+++ TEXTE FOURNI +++

Très difficile de croire la bonne volonté dans les négociations avec une telle image de «poing en l’air».

Un T-shirt qui vaut mille mots

Je n’en croyais pas mes yeux lorsque cette photo d’employés d’ABI est passée dans ce journal. Très difficile de croire la bonne volonté dans les négociations avec une telle image de «poing en l’air»... Était-ce simplement le message à passer avant le vote sur l’acceptation ou non de l’offre finale de la direction de l’ABI?

J’ai déjà connu par le passé, dans un de mes emplois, un syndicat qui aimait bien ce genre de démonstration de force. À l’époque, il y avait parmi les employés des «grandes gueules» qui véhiculaient constamment des messages négatifs sur l’employeur, dans le but, bien entendu, de faire comprendre la chance d’avoir un si bon syndicat qui nous protège de tous les abus possibles des méchants patrons. Il y avait aussi à cette époque les «gros bras» qui venaient vérifier si tu avais bien compris les consignes des gars du syndicat, genre fallait pas aller trop vite afin de ne pas hausser la production, et enfin il y avait les «gros yeux» qui te passaient plein de messages si tu osais contester une idée du syndicat aux réunions... qui se votaient, soit dit en passant, à mains levées.

Mais c’était dans l’ancien temps... Aujourd’hui les syndicats ont grossi et évolué, les cotisations ont augmenté... à un point tel que certains syndicats se paient même des territoires de pêche et de chasse pour leurs dirigeants... avec l’argent des travailleurs.

+++ DOCUMENTS FOURNIS +++

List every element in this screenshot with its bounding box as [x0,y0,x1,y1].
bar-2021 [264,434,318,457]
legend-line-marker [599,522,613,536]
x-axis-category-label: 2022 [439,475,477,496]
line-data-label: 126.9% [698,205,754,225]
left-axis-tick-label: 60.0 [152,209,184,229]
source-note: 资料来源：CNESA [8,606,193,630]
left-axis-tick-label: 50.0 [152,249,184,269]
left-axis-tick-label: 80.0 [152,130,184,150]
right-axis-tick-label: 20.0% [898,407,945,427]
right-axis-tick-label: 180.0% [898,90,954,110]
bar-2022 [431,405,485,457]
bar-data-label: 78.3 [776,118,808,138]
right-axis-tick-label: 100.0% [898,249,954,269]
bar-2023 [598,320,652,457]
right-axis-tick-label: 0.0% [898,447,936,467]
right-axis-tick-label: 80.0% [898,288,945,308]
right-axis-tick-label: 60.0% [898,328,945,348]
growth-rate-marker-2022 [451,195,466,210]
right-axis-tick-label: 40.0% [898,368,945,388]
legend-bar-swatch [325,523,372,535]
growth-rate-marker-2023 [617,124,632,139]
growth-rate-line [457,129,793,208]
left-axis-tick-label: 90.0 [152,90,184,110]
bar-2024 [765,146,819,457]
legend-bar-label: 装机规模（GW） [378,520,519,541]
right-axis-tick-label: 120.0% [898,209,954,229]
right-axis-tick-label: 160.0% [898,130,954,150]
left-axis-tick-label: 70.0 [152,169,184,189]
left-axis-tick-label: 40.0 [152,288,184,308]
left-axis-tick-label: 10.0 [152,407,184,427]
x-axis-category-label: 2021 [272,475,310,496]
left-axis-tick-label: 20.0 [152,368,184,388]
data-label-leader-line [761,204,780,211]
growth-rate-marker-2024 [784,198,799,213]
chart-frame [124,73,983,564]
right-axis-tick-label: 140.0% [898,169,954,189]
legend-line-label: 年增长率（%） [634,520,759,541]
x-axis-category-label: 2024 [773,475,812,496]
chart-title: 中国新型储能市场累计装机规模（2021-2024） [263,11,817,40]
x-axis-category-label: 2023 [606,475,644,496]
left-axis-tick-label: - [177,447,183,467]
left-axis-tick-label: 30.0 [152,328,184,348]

+++

> **À FAIRE**:
1) Recopiez le passage du texte sur le T-shirt qui commence par «Mais c’était dans» et va jusqu'à «l’argent des travailleurs.».
2) Dans le texte sur le T-shirt, dans quel but les «grandes gueules» véhiculaient-elles constamment des messages négatifs sur l'employeur ? Répondez en une à trois phrases.
3) Reprenez le texte sur le T-shirt après sa dernière phrase et poursuivez-le.

> **RÉPONSES PAR TÂCHE**:
1)
Mais c’était dans l’ancien temps... Aujourd’hui les syndicats ont grossi et évolué, les cotisations ont augmenté... à un point tel que certains syndicats se paient même des territoires de pêche et de chasse pour leurs dirigeants... avec l’argent des travailleurs.

2) Elles le faisaient pour faire comprendre aux employés la chance d'avoir un si bon syndicat, qui les protégeait de tous les abus possibles des patrons.

3)
Aujourd’hui, nous savons tous que la compétition internationale est tellement forte qu’il vaut mieux faire certaines concessions afin d’assurer les emplois et la rentabilité de l’entreprise. Ne pas juste viser d’être bons, mais de viser à être les meilleurs; ce n’est pas toujours un syndicat qui va empêcher ça, car aujourd’hui, ils ont évolué!

Concernant l’ABI, ce qui est étrange, c’est que depuis l’ouverture de cette usine, il semble que c’est toujours à couteaux tirés, malgré le fait que plusieurs changements de direction ont eu lieu pendant toutes ces années. Malgré des salaires parmi les meilleurs de la région, il y a toujours de l’insatisfaction parmi le personnel syndiqué... ce qui me semble anormal. Par chance, il y a la relève, les jeunes employés, qui à mon avis seront appelés à se prendre en main et décider de leur avenir. À eux de travailler pour changer cette façon de faire.

Je rêve pour vous des jours où la présentation par le syndicat des conventions négociées se fera par conférence web (sans pression...) et où l’employeur aura aussi la chance, cette même journée, de présenter, par conférence web aussi, sa vision de l’offre. Impossible d’avoir une juste opinion en écoutant seulement une version. Cette façon de faire est désuète et dangereuse (trop facile de manipuler l’opinion des employés). Un juge entend habituellement les deux parties avant de rendre une décision; alors, dans cette cause, c’est votre droit à tout un chacun d’être mieux informés avant de rendre votre jugement.

Peut-être qu’à partir de cette ouverture et de cette transparence, verrons-nous un jour, inscrit sur des T-shirts «TOUS UNIS AVEC ABI».